====== SUPPLIED RECORDS

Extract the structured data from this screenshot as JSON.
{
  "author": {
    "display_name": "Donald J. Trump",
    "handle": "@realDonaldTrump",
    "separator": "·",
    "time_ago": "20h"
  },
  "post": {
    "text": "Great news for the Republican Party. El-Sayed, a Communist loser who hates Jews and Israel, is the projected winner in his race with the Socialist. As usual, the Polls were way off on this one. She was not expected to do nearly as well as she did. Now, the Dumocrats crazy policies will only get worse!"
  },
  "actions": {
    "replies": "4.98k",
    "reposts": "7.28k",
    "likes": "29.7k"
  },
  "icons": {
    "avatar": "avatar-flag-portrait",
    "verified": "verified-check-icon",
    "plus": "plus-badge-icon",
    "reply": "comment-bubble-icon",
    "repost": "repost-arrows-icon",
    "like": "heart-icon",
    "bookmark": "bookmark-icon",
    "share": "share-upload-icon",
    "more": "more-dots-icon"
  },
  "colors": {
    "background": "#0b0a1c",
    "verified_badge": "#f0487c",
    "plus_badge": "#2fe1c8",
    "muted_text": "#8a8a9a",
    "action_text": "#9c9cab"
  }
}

============

Transcribe every record above exactly as it appears.

- _RESULT FOR THIS EXERCISE_
Extract the structured data from this screenshot as JSON.
{
  "author": {
    "display_name": "Donald J. Trump",
    "handle": "@realDonaldTrump",
    "separator": "·",
    "time_ago": "20h"
  },
  "post": {
    "text": "Great news for the Republican Party. El-Sayed, a Communist loser who hates Jews and Israel, is the projected winner in his race with the Socialist. As usual, the Polls were way off on this one. She was not expected to do nearly as well as she did. Now, the Dumocrats crazy policies will only get worse!"
  },
  "actions": {
    "replies": "4.98k",
    "reposts": "7.28k",
    "likes": "29.7k"
  },
  "icons": {
    "avatar": "avatar-flag-portrait",
    "verified": "verified-check-icon",
    "plus": "plus-badge-icon",
    "reply": "comment-bubble-icon",
    "repost": "repost-arrows-icon",
    "like": "heart-icon",
    "bookmark": "bookmark-icon",
    "share": "share-upload-icon",
    "more": "more-dots-icon"
  },
  "colors": {
    "background": "#0b0a1c",
    "verified_badge": "#f0487c",
    "plus_badge": "#2fe1c8",
    "muted_text": "#8a8a9a",
    "action_text": "#9c9cab"
  }
}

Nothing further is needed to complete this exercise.